What is needed — Copy the data below exactly, omitting any picture it contains.
========================================================================
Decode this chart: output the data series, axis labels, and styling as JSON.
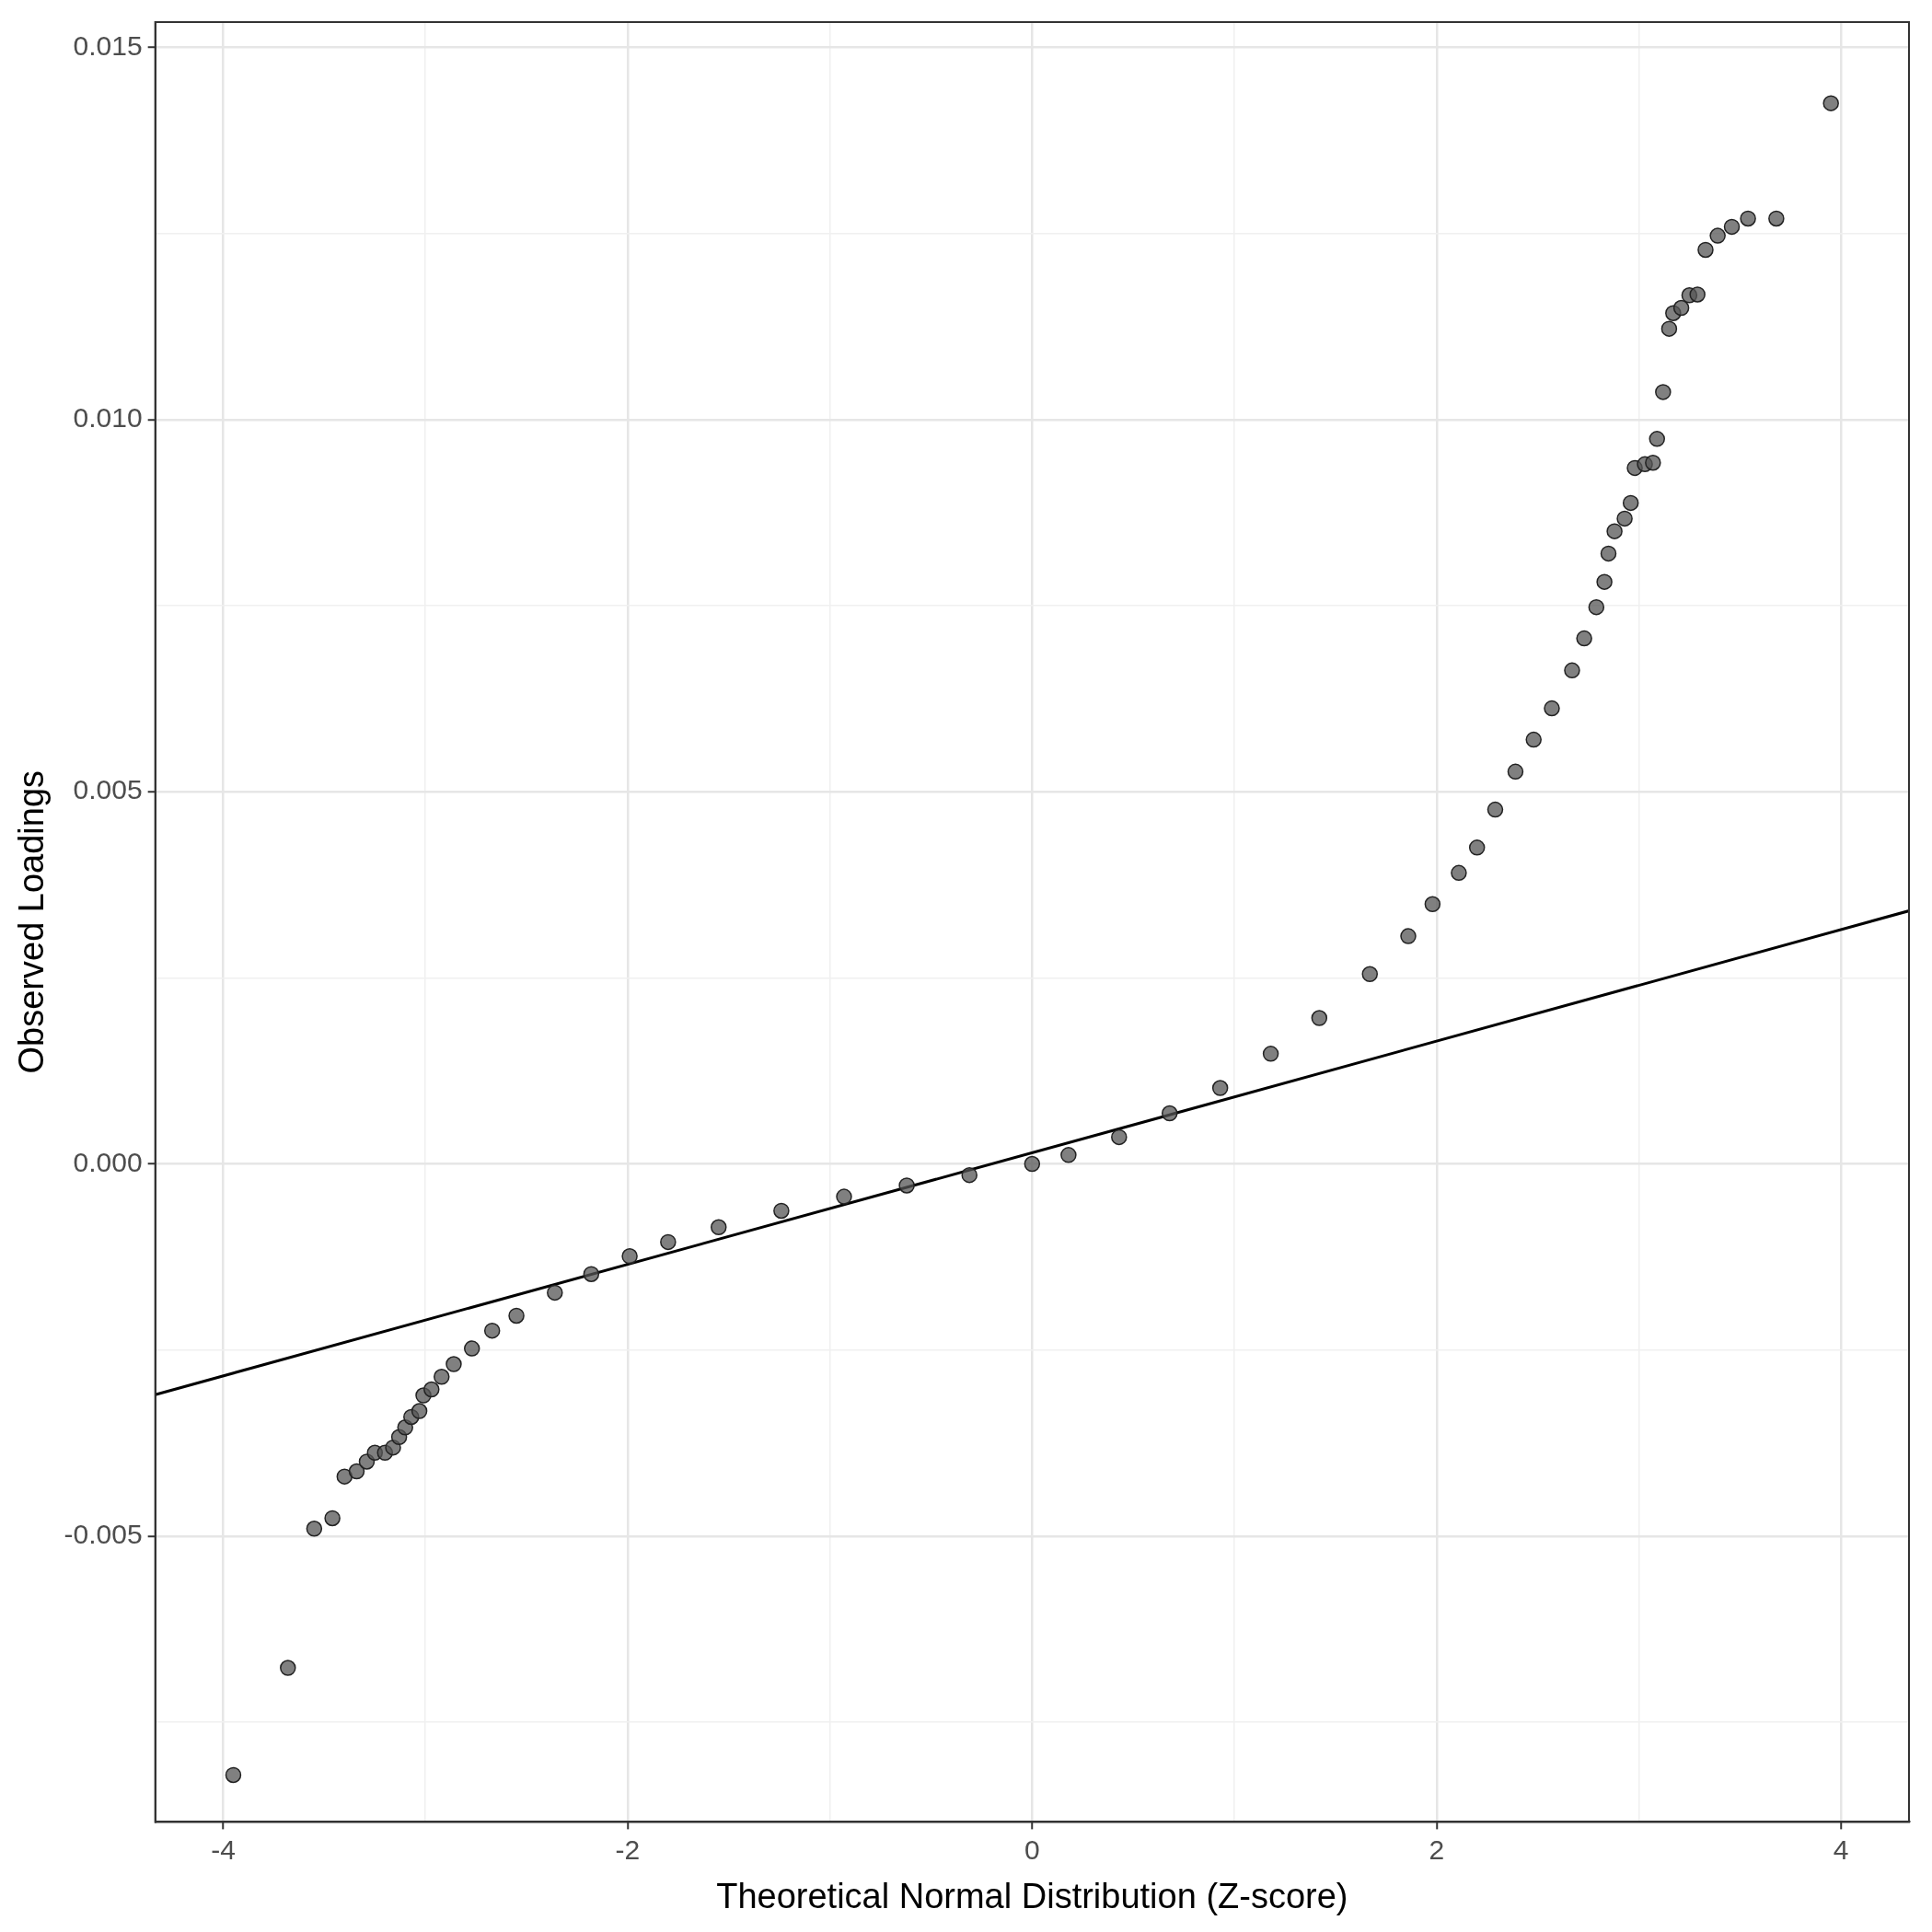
{
  "chart_data": {
    "type": "scatter",
    "xlabel": "Theoretical Normal Distribution (Z-score)",
    "ylabel": "Observed Loadings",
    "xlim": [
      -4.336,
      4.336
    ],
    "ylim": [
      -0.00884,
      0.01534
    ],
    "xticks": [
      -4,
      {
        "value": -3,
        "label": null
      },
      -2,
      {
        "value": -1,
        "label": null
      },
      0,
      {
        "value": 1,
        "label": null
      },
      2,
      {
        "value": 3,
        "label": null
      },
      4
    ],
    "yticks": [
      {
        "value": -0.0075,
        "label": null
      },
      {
        "value": -0.005,
        "label": "-0.005"
      },
      {
        "value": -0.0025,
        "label": null
      },
      {
        "value": 0,
        "label": "0.000"
      },
      {
        "value": 0.0025,
        "label": null
      },
      {
        "value": 0.005,
        "label": "0.005"
      },
      {
        "value": 0.0075,
        "label": null
      },
      {
        "value": 0.01,
        "label": "0.010"
      },
      {
        "value": 0.0125,
        "label": null
      },
      {
        "value": 0.015,
        "label": "0.015"
      }
    ],
    "grid": true,
    "series": [
      {
        "marker": "circle",
        "color": "#555555",
        "x": [
          -3.95,
          -3.68,
          -3.55,
          -3.46,
          -3.4,
          -3.34,
          -3.29,
          -3.25,
          -3.2,
          -3.16,
          -3.13,
          -3.1,
          -3.07,
          -3.03,
          -3.01,
          -2.97,
          -2.92,
          -2.86,
          -2.77,
          -2.67,
          -2.55,
          -2.36,
          -2.18,
          -1.99,
          -1.8,
          -1.55,
          -1.24,
          -0.93,
          -0.62,
          -0.31,
          0,
          0.18,
          0.43,
          0.68,
          0.93,
          1.18,
          1.42,
          1.67,
          1.86,
          1.98,
          2.11,
          2.2,
          2.29,
          2.39,
          2.48,
          2.57,
          2.67,
          2.73,
          2.79,
          2.83,
          2.85,
          2.88,
          2.93,
          2.96,
          2.98,
          3.03,
          3.07,
          3.09,
          3.12,
          3.15,
          3.17,
          3.21,
          3.25,
          3.29,
          3.33,
          3.39,
          3.46,
          3.54,
          3.68,
          3.95
        ],
        "values": [
          -0.00821,
          -0.00677,
          -0.0049,
          -0.00476,
          -0.0042,
          -0.00413,
          -0.004,
          -0.00388,
          -0.00388,
          -0.00381,
          -0.00367,
          -0.00354,
          -0.0034,
          -0.00332,
          -0.00311,
          -0.00303,
          -0.00286,
          -0.00269,
          -0.00248,
          -0.00224,
          -0.00204,
          -0.00173,
          -0.00148,
          -0.00124,
          -0.00105,
          -0.00085,
          -0.00063,
          -0.00044,
          -0.00029,
          -0.00015,
          0,
          0.00012,
          0.00036,
          0.00068,
          0.00102,
          0.00148,
          0.00196,
          0.00255,
          0.00306,
          0.00349,
          0.00391,
          0.00425,
          0.00476,
          0.00527,
          0.0057,
          0.00612,
          0.00663,
          0.00706,
          0.00748,
          0.00782,
          0.0082,
          0.0085,
          0.00867,
          0.00888,
          0.00935,
          0.0094,
          0.00942,
          0.00974,
          0.01037,
          0.01122,
          0.01143,
          0.0115,
          0.01167,
          0.01168,
          0.01228,
          0.01247,
          0.01259,
          0.0127,
          0.0127,
          0.01425
        ]
      },
      {
        "type": "line",
        "color": "#000000",
        "x": [
          -4.336,
          4.336
        ],
        "values": [
          -0.0031,
          0.0034
        ]
      }
    ]
  }
}
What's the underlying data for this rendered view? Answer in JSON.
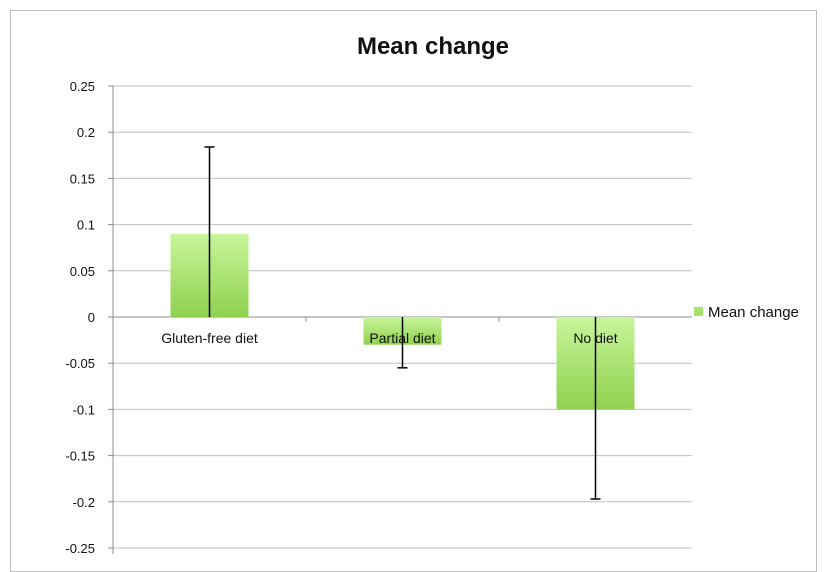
{
  "chart_data": {
    "type": "bar",
    "title": "Mean change",
    "categories": [
      "Gluten-free diet",
      "Partial diet",
      "No diet"
    ],
    "series": [
      {
        "name": "Mean change",
        "values": [
          0.09,
          -0.03,
          -0.1
        ],
        "error_low": [
          0.0,
          -0.055,
          -0.197
        ],
        "error_high": [
          0.184,
          0.0,
          0.0
        ]
      }
    ],
    "ylim": [
      -0.25,
      0.25
    ],
    "yticks": [
      "0.25",
      "0.2",
      "0.15",
      "0.1",
      "0.05",
      "0",
      "-0.05",
      "-0.1",
      "-0.15",
      "-0.2",
      "-0.25"
    ],
    "grid": true,
    "legend": "right",
    "colors": {
      "bar_top": "#c8f59a",
      "bar_bottom": "#8fd14f",
      "legend": "#a6e36b",
      "grid": "#bfbfbf",
      "axis": "#8c8c8c"
    }
  }
}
========================================================================
Right answer —
Decode this chart: output the data series, axis labels, and styling as JSON.
{
  "chart_data": {
    "type": "scatter",
    "xlabel": "Theoretical Normal Distribution (Z-score)",
    "ylabel": "Observed Loadings",
    "xlim": [
      -4.336,
      4.336
    ],
    "ylim": [
      -0.00884,
      0.01534
    ],
    "xticks": [
      -4,
      {
        "value": -3,
        "label": null
      },
      -2,
      {
        "value": -1,
        "label": null
      },
      0,
      {
        "value": 1,
        "label": null
      },
      2,
      {
        "value": 3,
        "label": null
      },
      4
    ],
    "yticks": [
      {
        "value": -0.0075,
        "label": null
      },
      {
        "value": -0.005,
        "label": "-0.005"
      },
      {
        "value": -0.0025,
        "label": null
      },
      {
        "value": 0,
        "label": "0.000"
      },
      {
        "value": 0.0025,
        "label": null
      },
      {
        "value": 0.005,
        "label": "0.005"
      },
      {
        "value": 0.0075,
        "label": null
      },
      {
        "value": 0.01,
        "label": "0.010"
      },
      {
        "value": 0.0125,
        "label": null
      },
      {
        "value": 0.015,
        "label": "0.015"
      }
    ],
    "grid": true,
    "series": [
      {
        "marker": "circle",
        "color": "#555555",
        "x": [
          -3.95,
          -3.68,
          -3.55,
          -3.46,
          -3.4,
          -3.34,
          -3.29,
          -3.25,
          -3.2,
          -3.16,
          -3.13,
          -3.1,
          -3.07,
          -3.03,
          -3.01,
          -2.97,
          -2.92,
          -2.86,
          -2.77,
          -2.67,
          -2.55,
          -2.36,
          -2.18,
          -1.99,
          -1.8,
          -1.55,
          -1.24,
          -0.93,
          -0.62,
          -0.31,
          0,
          0.18,
          0.43,
          0.68,
          0.93,
          1.18,
          1.42,
          1.67,
          1.86,
          1.98,
          2.11,
          2.2,
          2.29,
          2.39,
          2.48,
          2.57,
          2.67,
          2.73,
          2.79,
          2.83,
          2.85,
          2.88,
          2.93,
          2.96,
          2.98,
          3.03,
          3.07,
          3.09,
          3.12,
          3.15,
          3.17,
          3.21,
          3.25,
          3.29,
          3.33,
          3.39,
          3.46,
          3.54,
          3.68,
          3.95
        ],
        "values": [
          -0.00821,
          -0.00677,
          -0.0049,
          -0.00476,
          -0.0042,
          -0.00413,
          -0.004,
          -0.00388,
          -0.00388,
          -0.00381,
          -0.00367,
          -0.00354,
          -0.0034,
          -0.00332,
          -0.00311,
          -0.00303,
          -0.00286,
          -0.00269,
          -0.00248,
          -0.00224,
          -0.00204,
          -0.00173,
          -0.00148,
          -0.00124,
          -0.00105,
          -0.00085,
          -0.00063,
          -0.00044,
          -0.00029,
          -0.00015,
          0,
          0.00012,
          0.00036,
          0.00068,
          0.00102,
          0.00148,
          0.00196,
          0.00255,
          0.00306,
          0.00349,
          0.00391,
          0.00425,
          0.00476,
          0.00527,
          0.0057,
          0.00612,
          0.00663,
          0.00706,
          0.00748,
          0.00782,
          0.0082,
          0.0085,
          0.00867,
          0.00888,
          0.00935,
          0.0094,
          0.00942,
          0.00974,
          0.01037,
          0.01122,
          0.01143,
          0.0115,
          0.01167,
          0.01168,
          0.01228,
          0.01247,
          0.01259,
          0.0127,
          0.0127,
          0.01425
        ]
      },
      {
        "type": "line",
        "color": "#000000",
        "x": [
          -4.336,
          4.336
        ],
        "values": [
          -0.0031,
          0.0034
        ]
      }
    ]
  }
}
What's the underlying data for this rendered view? Answer in JSON.
{
  "chart_data": {
    "type": "bar",
    "title": "Mean change",
    "categories": [
      "Gluten-free diet",
      "Partial diet",
      "No diet"
    ],
    "series": [
      {
        "name": "Mean change",
        "values": [
          0.09,
          -0.03,
          -0.1
        ],
        "error_low": [
          0.0,
          -0.055,
          -0.197
        ],
        "error_high": [
          0.184,
          0.0,
          0.0
        ]
      }
    ],
    "ylim": [
      -0.25,
      0.25
    ],
    "yticks": [
      "0.25",
      "0.2",
      "0.15",
      "0.1",
      "0.05",
      "0",
      "-0.05",
      "-0.1",
      "-0.15",
      "-0.2",
      "-0.25"
    ],
    "grid": true,
    "legend": "right",
    "colors": {
      "bar_top": "#c8f59a",
      "bar_bottom": "#8fd14f",
      "legend": "#a6e36b",
      "grid": "#bfbfbf",
      "axis": "#8c8c8c"
    }
  }
}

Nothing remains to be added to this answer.